Identify the lines that contain the string "screenshot" and copy all of them.

Records excerpted from a collection
----------------

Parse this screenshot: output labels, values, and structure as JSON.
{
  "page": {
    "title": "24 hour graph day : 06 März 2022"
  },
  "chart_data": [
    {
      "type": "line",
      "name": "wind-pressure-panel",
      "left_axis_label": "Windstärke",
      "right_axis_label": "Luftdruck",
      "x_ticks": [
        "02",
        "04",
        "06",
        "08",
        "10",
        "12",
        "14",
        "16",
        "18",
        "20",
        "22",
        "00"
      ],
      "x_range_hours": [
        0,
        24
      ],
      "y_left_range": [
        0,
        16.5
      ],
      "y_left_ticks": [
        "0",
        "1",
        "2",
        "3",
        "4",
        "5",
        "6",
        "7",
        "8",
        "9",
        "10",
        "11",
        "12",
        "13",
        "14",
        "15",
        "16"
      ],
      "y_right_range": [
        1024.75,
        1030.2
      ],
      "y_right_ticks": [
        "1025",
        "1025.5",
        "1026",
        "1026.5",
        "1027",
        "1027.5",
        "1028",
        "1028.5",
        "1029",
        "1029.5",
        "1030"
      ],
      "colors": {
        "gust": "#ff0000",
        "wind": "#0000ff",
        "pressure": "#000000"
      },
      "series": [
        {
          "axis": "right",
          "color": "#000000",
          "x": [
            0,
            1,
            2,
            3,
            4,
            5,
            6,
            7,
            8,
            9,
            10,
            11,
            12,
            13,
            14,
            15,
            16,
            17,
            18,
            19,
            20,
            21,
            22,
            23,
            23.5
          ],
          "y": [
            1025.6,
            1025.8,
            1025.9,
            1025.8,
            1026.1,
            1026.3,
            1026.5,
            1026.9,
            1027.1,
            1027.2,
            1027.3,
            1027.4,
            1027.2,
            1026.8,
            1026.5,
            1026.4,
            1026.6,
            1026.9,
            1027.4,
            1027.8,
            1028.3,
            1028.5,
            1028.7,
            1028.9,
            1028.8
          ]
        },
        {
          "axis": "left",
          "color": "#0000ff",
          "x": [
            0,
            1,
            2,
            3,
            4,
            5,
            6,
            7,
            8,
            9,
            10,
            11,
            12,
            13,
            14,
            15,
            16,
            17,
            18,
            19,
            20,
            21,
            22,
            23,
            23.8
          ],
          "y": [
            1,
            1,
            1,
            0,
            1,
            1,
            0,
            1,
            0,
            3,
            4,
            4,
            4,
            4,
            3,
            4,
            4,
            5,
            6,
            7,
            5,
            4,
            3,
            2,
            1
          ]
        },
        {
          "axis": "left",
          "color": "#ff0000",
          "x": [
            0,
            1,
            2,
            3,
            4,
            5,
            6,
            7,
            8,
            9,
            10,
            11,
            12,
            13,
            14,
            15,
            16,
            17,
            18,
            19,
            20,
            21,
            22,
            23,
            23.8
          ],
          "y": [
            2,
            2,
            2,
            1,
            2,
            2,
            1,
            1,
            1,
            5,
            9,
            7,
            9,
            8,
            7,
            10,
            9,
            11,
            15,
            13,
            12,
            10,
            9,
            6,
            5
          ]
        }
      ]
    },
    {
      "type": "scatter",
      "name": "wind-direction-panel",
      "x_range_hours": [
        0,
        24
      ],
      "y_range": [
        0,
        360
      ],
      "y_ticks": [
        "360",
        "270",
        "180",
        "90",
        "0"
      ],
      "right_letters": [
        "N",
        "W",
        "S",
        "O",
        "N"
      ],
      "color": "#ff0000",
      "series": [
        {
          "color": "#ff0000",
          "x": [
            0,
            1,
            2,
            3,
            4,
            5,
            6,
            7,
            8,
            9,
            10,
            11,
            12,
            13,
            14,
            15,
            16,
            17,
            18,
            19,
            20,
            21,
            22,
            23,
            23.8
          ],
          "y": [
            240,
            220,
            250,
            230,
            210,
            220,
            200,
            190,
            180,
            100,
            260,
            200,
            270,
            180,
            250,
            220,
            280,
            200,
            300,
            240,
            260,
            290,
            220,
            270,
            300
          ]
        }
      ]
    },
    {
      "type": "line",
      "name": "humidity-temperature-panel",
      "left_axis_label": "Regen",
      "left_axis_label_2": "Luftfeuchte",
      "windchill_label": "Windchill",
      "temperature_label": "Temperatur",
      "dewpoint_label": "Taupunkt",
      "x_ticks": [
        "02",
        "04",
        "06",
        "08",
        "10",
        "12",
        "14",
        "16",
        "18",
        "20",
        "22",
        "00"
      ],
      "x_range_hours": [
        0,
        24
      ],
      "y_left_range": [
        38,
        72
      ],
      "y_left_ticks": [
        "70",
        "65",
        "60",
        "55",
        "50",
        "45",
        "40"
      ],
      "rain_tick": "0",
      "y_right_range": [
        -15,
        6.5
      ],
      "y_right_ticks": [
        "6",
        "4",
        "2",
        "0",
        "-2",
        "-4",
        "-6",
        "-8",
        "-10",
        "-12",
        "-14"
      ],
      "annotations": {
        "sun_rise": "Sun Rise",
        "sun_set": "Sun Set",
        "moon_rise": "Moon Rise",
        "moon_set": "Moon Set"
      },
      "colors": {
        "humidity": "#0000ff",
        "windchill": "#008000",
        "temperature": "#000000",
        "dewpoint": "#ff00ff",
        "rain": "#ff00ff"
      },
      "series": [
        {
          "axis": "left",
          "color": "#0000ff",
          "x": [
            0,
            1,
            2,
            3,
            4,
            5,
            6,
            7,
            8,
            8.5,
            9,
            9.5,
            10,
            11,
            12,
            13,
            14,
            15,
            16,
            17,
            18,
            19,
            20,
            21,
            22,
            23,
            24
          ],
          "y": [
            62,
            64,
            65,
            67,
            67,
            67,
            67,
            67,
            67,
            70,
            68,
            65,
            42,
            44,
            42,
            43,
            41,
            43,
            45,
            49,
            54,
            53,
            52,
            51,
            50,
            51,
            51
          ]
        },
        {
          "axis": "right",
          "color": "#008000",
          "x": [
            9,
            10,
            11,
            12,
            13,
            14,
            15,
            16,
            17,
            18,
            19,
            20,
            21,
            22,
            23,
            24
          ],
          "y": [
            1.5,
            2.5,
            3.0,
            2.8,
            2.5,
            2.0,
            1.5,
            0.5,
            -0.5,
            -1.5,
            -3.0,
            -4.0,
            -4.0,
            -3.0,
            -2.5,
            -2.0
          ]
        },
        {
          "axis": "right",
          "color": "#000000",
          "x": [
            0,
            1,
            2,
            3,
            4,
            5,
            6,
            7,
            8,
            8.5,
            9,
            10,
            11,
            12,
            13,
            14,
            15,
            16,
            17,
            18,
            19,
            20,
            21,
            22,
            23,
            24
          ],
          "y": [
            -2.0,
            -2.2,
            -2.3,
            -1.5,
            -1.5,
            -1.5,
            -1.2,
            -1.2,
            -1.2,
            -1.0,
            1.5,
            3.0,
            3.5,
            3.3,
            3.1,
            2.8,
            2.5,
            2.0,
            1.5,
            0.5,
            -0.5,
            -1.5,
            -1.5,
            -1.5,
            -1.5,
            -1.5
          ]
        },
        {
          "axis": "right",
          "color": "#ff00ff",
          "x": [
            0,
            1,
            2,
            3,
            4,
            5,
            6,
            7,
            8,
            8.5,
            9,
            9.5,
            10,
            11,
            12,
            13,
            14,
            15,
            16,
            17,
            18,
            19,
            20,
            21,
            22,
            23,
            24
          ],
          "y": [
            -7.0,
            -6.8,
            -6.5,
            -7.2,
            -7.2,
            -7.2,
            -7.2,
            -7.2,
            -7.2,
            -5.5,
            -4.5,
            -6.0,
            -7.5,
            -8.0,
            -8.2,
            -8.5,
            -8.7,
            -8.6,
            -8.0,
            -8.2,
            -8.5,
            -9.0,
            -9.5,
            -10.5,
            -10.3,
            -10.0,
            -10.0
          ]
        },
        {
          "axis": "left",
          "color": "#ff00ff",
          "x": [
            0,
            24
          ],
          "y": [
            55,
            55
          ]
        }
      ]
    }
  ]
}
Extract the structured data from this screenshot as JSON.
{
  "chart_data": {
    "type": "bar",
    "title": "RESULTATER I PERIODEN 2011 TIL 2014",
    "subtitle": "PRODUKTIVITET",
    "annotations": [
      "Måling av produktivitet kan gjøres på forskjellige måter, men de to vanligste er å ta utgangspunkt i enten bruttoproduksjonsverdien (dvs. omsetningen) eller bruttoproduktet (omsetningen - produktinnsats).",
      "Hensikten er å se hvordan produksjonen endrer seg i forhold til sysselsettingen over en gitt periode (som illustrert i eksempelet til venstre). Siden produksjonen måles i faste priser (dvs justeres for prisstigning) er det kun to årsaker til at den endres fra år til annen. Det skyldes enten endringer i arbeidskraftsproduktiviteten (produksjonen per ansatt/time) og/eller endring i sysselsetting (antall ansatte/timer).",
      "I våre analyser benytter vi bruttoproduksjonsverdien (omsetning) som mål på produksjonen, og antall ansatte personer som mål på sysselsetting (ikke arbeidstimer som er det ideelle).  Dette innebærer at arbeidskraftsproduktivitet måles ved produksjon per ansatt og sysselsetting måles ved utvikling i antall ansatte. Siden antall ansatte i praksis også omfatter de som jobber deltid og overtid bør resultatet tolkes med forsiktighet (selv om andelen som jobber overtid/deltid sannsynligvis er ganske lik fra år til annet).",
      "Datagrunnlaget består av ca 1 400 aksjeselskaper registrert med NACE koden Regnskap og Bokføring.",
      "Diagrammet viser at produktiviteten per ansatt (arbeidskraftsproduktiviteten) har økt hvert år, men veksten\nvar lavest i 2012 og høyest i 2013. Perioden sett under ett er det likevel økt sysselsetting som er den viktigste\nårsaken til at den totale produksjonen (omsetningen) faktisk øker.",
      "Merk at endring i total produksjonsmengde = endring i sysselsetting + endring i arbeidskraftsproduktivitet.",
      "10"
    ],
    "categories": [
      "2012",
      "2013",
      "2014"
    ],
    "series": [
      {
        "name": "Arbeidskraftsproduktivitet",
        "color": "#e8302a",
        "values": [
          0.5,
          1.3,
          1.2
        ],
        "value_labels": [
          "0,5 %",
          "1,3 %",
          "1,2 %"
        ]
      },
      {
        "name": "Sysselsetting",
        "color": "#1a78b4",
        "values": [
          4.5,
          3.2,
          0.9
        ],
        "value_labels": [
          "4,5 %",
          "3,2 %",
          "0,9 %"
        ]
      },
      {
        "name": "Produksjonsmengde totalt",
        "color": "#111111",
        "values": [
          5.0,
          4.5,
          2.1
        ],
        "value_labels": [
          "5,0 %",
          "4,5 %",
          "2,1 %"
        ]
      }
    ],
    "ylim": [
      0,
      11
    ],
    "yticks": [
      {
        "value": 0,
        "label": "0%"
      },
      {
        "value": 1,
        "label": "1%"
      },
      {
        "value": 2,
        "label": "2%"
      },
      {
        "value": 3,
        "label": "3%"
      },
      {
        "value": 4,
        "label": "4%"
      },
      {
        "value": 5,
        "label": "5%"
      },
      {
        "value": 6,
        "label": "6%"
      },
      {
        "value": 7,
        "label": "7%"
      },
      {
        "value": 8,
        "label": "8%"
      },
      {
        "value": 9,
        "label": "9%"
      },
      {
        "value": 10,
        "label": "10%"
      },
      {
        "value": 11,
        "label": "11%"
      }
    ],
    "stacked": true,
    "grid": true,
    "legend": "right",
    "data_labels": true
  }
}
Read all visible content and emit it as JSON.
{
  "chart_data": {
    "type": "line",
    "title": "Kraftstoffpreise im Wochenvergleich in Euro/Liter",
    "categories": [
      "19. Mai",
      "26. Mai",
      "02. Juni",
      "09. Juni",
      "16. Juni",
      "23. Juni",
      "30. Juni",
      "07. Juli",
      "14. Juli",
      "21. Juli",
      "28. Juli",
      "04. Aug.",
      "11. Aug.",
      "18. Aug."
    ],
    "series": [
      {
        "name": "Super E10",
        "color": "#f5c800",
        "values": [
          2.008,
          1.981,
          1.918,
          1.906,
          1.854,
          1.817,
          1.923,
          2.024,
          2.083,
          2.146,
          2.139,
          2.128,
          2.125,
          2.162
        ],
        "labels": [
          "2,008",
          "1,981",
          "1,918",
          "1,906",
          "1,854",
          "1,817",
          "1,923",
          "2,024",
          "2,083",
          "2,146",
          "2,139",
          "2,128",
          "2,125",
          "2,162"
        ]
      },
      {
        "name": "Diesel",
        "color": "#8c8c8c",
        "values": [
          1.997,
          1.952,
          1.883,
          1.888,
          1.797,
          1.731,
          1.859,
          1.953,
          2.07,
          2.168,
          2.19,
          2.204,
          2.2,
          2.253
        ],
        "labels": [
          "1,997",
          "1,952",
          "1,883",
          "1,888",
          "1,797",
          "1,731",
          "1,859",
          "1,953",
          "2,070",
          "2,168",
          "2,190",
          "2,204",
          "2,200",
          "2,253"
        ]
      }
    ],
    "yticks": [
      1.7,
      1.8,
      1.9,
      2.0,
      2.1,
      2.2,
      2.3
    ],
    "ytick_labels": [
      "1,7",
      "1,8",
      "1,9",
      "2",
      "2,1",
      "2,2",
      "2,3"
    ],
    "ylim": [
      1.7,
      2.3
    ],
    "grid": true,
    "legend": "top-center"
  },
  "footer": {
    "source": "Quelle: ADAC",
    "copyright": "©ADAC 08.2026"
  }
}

----------------

**Expected answer:**
Parse this screenshot: output labels, values, and structure as JSON.
Extract the structured data from this screenshot as JSON.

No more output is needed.